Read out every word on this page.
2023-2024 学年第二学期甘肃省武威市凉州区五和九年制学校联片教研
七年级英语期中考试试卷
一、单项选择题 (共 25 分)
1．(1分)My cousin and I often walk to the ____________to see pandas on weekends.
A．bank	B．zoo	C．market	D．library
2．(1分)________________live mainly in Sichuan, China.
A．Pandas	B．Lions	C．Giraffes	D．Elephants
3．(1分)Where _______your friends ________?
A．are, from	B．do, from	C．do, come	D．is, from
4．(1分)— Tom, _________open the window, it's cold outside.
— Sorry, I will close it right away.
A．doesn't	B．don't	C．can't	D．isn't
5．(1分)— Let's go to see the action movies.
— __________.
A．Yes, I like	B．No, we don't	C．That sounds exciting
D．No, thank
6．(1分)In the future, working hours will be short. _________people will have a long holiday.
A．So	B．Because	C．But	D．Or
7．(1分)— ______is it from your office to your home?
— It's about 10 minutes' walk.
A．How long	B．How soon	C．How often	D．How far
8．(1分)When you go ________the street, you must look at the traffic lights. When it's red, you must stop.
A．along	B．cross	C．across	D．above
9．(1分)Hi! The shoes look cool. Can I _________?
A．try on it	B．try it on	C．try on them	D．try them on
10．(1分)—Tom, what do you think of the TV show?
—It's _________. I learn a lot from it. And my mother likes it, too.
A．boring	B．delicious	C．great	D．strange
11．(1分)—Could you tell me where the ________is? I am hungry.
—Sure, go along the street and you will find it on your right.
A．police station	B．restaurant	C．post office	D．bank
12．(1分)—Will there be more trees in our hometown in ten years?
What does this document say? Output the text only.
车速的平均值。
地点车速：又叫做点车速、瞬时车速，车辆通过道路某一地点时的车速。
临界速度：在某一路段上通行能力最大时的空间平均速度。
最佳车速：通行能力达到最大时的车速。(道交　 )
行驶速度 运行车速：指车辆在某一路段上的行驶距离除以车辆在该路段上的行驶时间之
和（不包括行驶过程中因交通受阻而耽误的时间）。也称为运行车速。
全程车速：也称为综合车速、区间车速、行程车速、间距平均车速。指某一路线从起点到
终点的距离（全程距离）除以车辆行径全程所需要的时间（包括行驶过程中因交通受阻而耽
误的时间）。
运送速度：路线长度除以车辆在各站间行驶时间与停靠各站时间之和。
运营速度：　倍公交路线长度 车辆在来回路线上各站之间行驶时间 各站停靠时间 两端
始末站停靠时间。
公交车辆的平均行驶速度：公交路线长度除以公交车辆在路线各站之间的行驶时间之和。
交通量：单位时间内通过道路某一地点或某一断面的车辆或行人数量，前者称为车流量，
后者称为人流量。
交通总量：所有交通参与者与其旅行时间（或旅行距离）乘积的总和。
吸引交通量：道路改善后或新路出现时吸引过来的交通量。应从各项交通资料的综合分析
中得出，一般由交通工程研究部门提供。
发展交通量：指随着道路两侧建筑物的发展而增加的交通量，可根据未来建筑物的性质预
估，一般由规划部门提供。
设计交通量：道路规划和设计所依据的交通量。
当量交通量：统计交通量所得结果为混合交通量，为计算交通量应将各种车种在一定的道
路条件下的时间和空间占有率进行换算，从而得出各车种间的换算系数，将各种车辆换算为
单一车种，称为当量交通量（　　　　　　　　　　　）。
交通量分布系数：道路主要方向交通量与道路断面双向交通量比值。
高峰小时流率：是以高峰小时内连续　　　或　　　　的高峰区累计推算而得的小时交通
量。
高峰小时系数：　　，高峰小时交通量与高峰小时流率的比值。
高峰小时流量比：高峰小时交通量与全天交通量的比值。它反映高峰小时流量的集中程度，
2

▶ **Given request**
Gather each line that holds "this".

▶ **Exercise solution**
Read out every word on this page.
What does this document say? Output the text only.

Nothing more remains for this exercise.